§ Data to process:
__________________________________________________

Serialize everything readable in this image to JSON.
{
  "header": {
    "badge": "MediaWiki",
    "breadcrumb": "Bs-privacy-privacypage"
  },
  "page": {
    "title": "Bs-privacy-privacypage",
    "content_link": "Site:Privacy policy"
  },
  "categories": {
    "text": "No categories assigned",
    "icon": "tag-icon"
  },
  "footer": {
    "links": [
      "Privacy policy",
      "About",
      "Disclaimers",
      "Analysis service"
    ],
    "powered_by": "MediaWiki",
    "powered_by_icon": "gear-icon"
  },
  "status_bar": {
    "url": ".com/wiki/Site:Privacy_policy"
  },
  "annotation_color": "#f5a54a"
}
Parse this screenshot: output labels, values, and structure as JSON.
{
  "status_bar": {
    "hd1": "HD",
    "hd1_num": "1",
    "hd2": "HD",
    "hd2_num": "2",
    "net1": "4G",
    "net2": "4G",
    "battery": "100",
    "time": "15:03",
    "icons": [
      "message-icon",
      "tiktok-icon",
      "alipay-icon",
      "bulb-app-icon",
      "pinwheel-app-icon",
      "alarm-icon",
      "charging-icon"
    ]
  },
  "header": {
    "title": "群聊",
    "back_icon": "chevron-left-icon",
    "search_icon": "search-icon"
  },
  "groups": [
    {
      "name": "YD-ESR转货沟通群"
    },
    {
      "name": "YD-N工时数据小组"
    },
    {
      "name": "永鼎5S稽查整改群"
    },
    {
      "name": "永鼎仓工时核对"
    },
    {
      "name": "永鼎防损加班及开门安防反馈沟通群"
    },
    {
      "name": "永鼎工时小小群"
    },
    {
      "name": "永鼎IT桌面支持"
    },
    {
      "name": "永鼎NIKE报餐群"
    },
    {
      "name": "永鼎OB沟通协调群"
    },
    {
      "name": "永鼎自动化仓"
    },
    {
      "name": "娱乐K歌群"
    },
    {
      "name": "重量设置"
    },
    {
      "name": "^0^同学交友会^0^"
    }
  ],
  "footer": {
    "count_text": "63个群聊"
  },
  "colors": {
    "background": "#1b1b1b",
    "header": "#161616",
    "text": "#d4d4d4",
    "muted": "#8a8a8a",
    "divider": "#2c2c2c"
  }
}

__________________________________________________

§ Task: Filter the entries above down to the lines containing the word "Site".

§ Exercise result:
    "content_link": "Site:Privacy policy"
    "url": ".com/wiki/Site:Privacy_policy"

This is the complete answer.